§ **TASK DETAILS**: Your task is to quote the material that follows, in full and exactly.

====== MATERIAL TO PROCESS ======

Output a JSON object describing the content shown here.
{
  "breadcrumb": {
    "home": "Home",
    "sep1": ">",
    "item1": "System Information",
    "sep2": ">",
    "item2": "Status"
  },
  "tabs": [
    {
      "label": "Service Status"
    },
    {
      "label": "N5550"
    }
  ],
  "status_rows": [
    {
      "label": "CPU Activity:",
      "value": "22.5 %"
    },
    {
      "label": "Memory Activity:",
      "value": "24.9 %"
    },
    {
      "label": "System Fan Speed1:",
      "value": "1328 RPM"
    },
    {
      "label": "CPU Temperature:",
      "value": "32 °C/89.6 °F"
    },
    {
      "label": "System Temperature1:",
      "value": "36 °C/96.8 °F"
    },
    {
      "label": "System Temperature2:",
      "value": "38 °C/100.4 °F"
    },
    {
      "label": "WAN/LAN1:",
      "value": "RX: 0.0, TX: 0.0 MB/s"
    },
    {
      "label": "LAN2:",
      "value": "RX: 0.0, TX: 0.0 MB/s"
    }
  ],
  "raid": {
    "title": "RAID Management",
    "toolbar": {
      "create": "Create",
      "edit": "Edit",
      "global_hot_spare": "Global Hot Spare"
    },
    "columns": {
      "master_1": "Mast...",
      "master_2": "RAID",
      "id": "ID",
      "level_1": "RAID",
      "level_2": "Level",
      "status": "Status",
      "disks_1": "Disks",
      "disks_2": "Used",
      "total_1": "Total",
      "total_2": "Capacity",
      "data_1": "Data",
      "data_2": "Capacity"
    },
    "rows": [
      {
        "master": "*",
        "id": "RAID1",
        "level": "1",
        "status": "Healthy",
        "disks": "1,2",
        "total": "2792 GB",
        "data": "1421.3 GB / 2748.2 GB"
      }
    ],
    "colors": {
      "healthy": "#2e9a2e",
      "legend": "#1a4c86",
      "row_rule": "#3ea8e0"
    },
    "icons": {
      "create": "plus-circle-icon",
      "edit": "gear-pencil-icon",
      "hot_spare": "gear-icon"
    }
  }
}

======

§ **OUTPUT**:
Output a JSON object describing the content shown here.
{
  "breadcrumb": {
    "home": "Home",
    "sep1": ">",
    "item1": "System Information",
    "sep2": ">",
    "item2": "Status"
  },
  "tabs": [
    {
      "label": "Service Status"
    },
    {
      "label": "N5550"
    }
  ],
  "status_rows": [
    {
      "label": "CPU Activity:",
      "value": "22.5 %"
    },
    {
      "label": "Memory Activity:",
      "value": "24.9 %"
    },
    {
      "label": "System Fan Speed1:",
      "value": "1328 RPM"
    },
    {
      "label": "CPU Temperature:",
      "value": "32 °C/89.6 °F"
    },
    {
      "label": "System Temperature1:",
      "value": "36 °C/96.8 °F"
    },
    {
      "label": "System Temperature2:",
      "value": "38 °C/100.4 °F"
    },
    {
      "label": "WAN/LAN1:",
      "value": "RX: 0.0, TX: 0.0 MB/s"
    },
    {
      "label": "LAN2:",
      "value": "RX: 0.0, TX: 0.0 MB/s"
    }
  ],
  "raid": {
    "title": "RAID Management",
    "toolbar": {
      "create": "Create",
      "edit": "Edit",
      "global_hot_spare": "Global Hot Spare"
    },
    "columns": {
      "master_1": "Mast...",
      "master_2": "RAID",
      "id": "ID",
      "level_1": "RAID",
      "level_2": "Level",
      "status": "Status",
      "disks_1": "Disks",
      "disks_2": "Used",
      "total_1": "Total",
      "total_2": "Capacity",
      "data_1": "Data",
      "data_2": "Capacity"
    },
    "rows": [
      {
        "master": "*",
        "id": "RAID1",
        "level": "1",
        "status": "Healthy",
        "disks": "1,2",
        "total": "2792 GB",
        "data": "1421.3 GB / 2748.2 GB"
      }
    ],
    "colors": {
      "healthy": "#2e9a2e",
      "legend": "#1a4c86",
      "row_rule": "#3ea8e0"
    },
    "icons": {
      "create": "plus-circle-icon",
      "edit": "gear-pencil-icon",
      "hot_spare": "gear-icon"
    }
  }
}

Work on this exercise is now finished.